Written request —
Exact reproduction is required for all entries.

#### Information provided

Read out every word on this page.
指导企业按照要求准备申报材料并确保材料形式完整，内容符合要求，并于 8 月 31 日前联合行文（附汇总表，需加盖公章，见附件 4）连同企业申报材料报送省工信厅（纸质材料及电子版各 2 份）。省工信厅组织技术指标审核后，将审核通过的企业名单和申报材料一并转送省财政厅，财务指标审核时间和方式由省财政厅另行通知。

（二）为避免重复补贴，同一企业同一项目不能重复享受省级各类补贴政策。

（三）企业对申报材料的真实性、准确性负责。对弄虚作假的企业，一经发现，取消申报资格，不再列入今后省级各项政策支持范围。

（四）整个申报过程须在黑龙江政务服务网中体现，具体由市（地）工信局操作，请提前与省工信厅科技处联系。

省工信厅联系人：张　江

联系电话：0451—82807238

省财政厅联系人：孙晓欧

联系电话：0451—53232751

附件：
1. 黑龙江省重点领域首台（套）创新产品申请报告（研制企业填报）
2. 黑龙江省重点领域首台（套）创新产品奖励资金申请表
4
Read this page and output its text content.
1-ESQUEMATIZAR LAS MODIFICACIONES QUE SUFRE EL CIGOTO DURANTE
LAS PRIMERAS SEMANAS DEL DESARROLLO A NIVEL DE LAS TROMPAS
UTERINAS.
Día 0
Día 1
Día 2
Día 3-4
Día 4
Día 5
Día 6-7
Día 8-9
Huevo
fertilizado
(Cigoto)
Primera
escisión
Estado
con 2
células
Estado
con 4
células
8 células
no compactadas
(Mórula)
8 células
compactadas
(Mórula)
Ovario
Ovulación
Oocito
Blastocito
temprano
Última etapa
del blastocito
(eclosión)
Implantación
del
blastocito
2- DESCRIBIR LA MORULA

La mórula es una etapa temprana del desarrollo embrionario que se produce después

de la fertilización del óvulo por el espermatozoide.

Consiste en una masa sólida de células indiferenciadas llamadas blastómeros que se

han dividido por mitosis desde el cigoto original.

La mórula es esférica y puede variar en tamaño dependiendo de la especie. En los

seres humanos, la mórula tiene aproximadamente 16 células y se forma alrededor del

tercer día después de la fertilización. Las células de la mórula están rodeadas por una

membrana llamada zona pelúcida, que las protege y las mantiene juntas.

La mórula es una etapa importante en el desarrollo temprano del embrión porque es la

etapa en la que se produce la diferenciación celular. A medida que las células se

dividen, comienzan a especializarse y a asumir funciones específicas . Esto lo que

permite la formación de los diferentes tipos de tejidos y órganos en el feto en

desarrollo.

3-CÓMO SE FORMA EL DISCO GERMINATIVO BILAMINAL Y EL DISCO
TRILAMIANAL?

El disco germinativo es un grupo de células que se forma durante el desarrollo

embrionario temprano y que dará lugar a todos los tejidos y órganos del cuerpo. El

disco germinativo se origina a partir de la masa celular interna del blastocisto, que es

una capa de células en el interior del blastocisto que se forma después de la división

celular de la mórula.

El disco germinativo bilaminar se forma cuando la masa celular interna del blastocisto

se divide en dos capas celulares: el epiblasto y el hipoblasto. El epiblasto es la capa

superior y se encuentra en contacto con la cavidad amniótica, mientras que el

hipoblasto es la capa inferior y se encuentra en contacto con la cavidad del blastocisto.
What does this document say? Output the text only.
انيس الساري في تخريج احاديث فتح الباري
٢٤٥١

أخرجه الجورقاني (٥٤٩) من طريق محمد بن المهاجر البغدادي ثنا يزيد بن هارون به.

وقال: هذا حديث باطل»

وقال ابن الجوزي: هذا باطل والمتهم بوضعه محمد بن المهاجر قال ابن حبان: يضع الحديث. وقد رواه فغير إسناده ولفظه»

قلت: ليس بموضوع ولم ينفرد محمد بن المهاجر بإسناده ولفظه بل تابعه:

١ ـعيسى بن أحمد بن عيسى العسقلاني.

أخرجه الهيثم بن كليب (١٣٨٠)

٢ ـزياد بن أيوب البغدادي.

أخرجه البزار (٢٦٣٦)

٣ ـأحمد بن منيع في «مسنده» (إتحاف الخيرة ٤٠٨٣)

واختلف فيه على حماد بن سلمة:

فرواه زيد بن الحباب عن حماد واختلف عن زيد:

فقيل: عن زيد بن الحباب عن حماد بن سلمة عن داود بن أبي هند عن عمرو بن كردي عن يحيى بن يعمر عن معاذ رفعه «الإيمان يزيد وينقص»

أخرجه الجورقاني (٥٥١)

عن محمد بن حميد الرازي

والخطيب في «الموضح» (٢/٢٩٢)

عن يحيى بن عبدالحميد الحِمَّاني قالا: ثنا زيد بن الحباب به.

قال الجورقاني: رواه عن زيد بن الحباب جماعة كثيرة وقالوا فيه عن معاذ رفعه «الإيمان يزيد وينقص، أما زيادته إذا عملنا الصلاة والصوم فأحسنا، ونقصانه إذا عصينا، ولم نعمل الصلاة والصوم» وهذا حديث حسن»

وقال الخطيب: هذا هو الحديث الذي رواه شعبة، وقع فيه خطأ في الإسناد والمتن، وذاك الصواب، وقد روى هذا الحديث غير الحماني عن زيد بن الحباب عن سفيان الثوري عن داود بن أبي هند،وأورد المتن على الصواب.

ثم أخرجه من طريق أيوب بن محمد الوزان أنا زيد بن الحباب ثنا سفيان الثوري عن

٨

########

Task solution —
Read out every word on this page.
指导企业按照要求准备申报材料并确保材料形式完整，内容符合要求，并于 8 月 31 日前联合行文（附汇总表，需加盖公章，见附件 4）连同企业申报材料报送省工信厅（纸质材料及电子版各 2 份）。省工信厅组织技术指标审核后，将审核通过的企业名单和申报材料一并转送省财政厅，财务指标审核时间和方式由省财政厅另行通知。

（二）为避免重复补贴，同一企业同一项目不能重复享受省级各类补贴政策。

（三）企业对申报材料的真实性、准确性负责。对弄虚作假的企业，一经发现，取消申报资格，不再列入今后省级各项政策支持范围。

（四）整个申报过程须在黑龙江政务服务网中体现，具体由市（地）工信局操作，请提前与省工信厅科技处联系。

省工信厅联系人：张　江

联系电话：0451—82807238

省财政厅联系人：孙晓欧

联系电话：0451—53232751

附件：
1. 黑龙江省重点领域首台（套）创新产品申请报告（研制企业填报）
2. 黑龙江省重点领域首台（套）创新产品奖励资金申请表
4
Read this page and output its text content.
1-ESQUEMATIZAR LAS MODIFICACIONES QUE SUFRE EL CIGOTO DURANTE
LAS PRIMERAS SEMANAS DEL DESARROLLO A NIVEL DE LAS TROMPAS
UTERINAS.
Día 0
Día 1
Día 2
Día 3-4
Día 4
Día 5
Día 6-7
Día 8-9
Huevo
fertilizado
(Cigoto)
Primera
escisión
Estado
con 2
células
Estado
con 4
células
8 células
no compactadas
(Mórula)
8 células
compactadas
(Mórula)
Ovario
Ovulación
Oocito
Blastocito
temprano
Última etapa
del blastocito
(eclosión)
Implantación
del
blastocito
2- DESCRIBIR LA MORULA

La mórula es una etapa temprana del desarrollo embrionario que se produce después

de la fertilización del óvulo por el espermatozoide.

Consiste en una masa sólida de células indiferenciadas llamadas blastómeros que se

han dividido por mitosis desde el cigoto original.

La mórula es esférica y puede variar en tamaño dependiendo de la especie. En los

seres humanos, la mórula tiene aproximadamente 16 células y se forma alrededor del

tercer día después de la fertilización. Las células de la mórula están rodeadas por una

membrana llamada zona pelúcida, que las protege y las mantiene juntas.

La mórula es una etapa importante en el desarrollo temprano del embrión porque es la

etapa en la que se produce la diferenciación celular. A medida que las células se

dividen, comienzan a especializarse y a asumir funciones específicas . Esto lo que

permite la formación de los diferentes tipos de tejidos y órganos en el feto en

desarrollo.

3-CÓMO SE FORMA EL DISCO GERMINATIVO BILAMINAL Y EL DISCO
TRILAMIANAL?

El disco germinativo es un grupo de células que se forma durante el desarrollo

embrionario temprano y que dará lugar a todos los tejidos y órganos del cuerpo. El

disco germinativo se origina a partir de la masa celular interna del blastocisto, que es

una capa de células en el interior del blastocisto que se forma después de la división

celular de la mórula.

El disco germinativo bilaminar se forma cuando la masa celular interna del blastocisto

se divide en dos capas celulares: el epiblasto y el hipoblasto. El epiblasto es la capa

superior y se encuentra en contacto con la cavidad amniótica, mientras que el

hipoblasto es la capa inferior y se encuentra en contacto con la cavidad del blastocisto.
What does this document say? Output the text only.
انيس الساري في تخريج احاديث فتح الباري
٢٤٥١

أخرجه الجورقاني (٥٤٩) من طريق محمد بن المهاجر البغدادي ثنا يزيد بن هارون به.

وقال: هذا حديث باطل»

وقال ابن الجوزي: هذا باطل والمتهم بوضعه محمد بن المهاجر قال ابن حبان: يضع الحديث. وقد رواه فغير إسناده ولفظه»

قلت: ليس بموضوع ولم ينفرد محمد بن المهاجر بإسناده ولفظه بل تابعه:

١ ـعيسى بن أحمد بن عيسى العسقلاني.

أخرجه الهيثم بن كليب (١٣٨٠)

٢ ـزياد بن أيوب البغدادي.

أخرجه البزار (٢٦٣٦)

٣ ـأحمد بن منيع في «مسنده» (إتحاف الخيرة ٤٠٨٣)

واختلف فيه على حماد بن سلمة:

فرواه زيد بن الحباب عن حماد واختلف عن زيد:

فقيل: عن زيد بن الحباب عن حماد بن سلمة عن داود بن أبي هند عن عمرو بن كردي عن يحيى بن يعمر عن معاذ رفعه «الإيمان يزيد وينقص»

أخرجه الجورقاني (٥٥١)

عن محمد بن حميد الرازي

والخطيب في «الموضح» (٢/٢٩٢)

عن يحيى بن عبدالحميد الحِمَّاني قالا: ثنا زيد بن الحباب به.

قال الجورقاني: رواه عن زيد بن الحباب جماعة كثيرة وقالوا فيه عن معاذ رفعه «الإيمان يزيد وينقص، أما زيادته إذا عملنا الصلاة والصوم فأحسنا، ونقصانه إذا عصينا، ولم نعمل الصلاة والصوم» وهذا حديث حسن»

وقال الخطيب: هذا هو الحديث الذي رواه شعبة، وقع فيه خطأ في الإسناد والمتن، وذاك الصواب، وقد روى هذا الحديث غير الحماني عن زيد بن الحباب عن سفيان الثوري عن داود بن أبي هند،وأورد المتن على الصواب.

ثم أخرجه من طريق أيوب بن محمد الوزان أنا زيد بن الحباب ثنا سفيان الثوري عن

٨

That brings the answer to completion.